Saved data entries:
────────────────

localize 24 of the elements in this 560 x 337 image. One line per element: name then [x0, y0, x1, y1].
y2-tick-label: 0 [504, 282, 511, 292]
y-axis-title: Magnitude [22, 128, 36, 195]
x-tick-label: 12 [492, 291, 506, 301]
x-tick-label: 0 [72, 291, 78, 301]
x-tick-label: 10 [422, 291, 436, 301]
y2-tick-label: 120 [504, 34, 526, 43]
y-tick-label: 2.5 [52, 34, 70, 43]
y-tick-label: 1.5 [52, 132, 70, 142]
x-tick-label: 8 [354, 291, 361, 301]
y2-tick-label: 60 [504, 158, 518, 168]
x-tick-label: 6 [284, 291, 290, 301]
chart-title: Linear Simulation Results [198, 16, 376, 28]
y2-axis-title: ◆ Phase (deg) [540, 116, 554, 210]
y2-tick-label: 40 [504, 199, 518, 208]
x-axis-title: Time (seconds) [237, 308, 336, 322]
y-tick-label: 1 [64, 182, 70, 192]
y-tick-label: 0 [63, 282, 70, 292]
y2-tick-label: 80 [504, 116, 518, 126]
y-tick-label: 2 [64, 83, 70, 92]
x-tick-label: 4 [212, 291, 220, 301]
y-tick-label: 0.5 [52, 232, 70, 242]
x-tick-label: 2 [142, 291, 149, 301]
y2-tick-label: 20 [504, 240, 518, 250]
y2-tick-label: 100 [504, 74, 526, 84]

────────────────

Written task: Copy out the material word for word, starting at its first line and ending at the line that contains "x-tick-label: 8 [354, 291, 361, 301]".

Answer to the problem:
localize 24 of the elements in this 560 x 337 image. One line per element: name then [x0, y0, x1, y1].
y2-tick-label: 0 [504, 282, 511, 292]
y-axis-title: Magnitude [22, 128, 36, 195]
x-tick-label: 12 [492, 291, 506, 301]
x-tick-label: 0 [72, 291, 78, 301]
x-tick-label: 10 [422, 291, 436, 301]
y2-tick-label: 120 [504, 34, 526, 43]
y-tick-label: 2.5 [52, 34, 70, 43]
y-tick-label: 1.5 [52, 132, 70, 142]
x-tick-label: 8 [354, 291, 361, 301]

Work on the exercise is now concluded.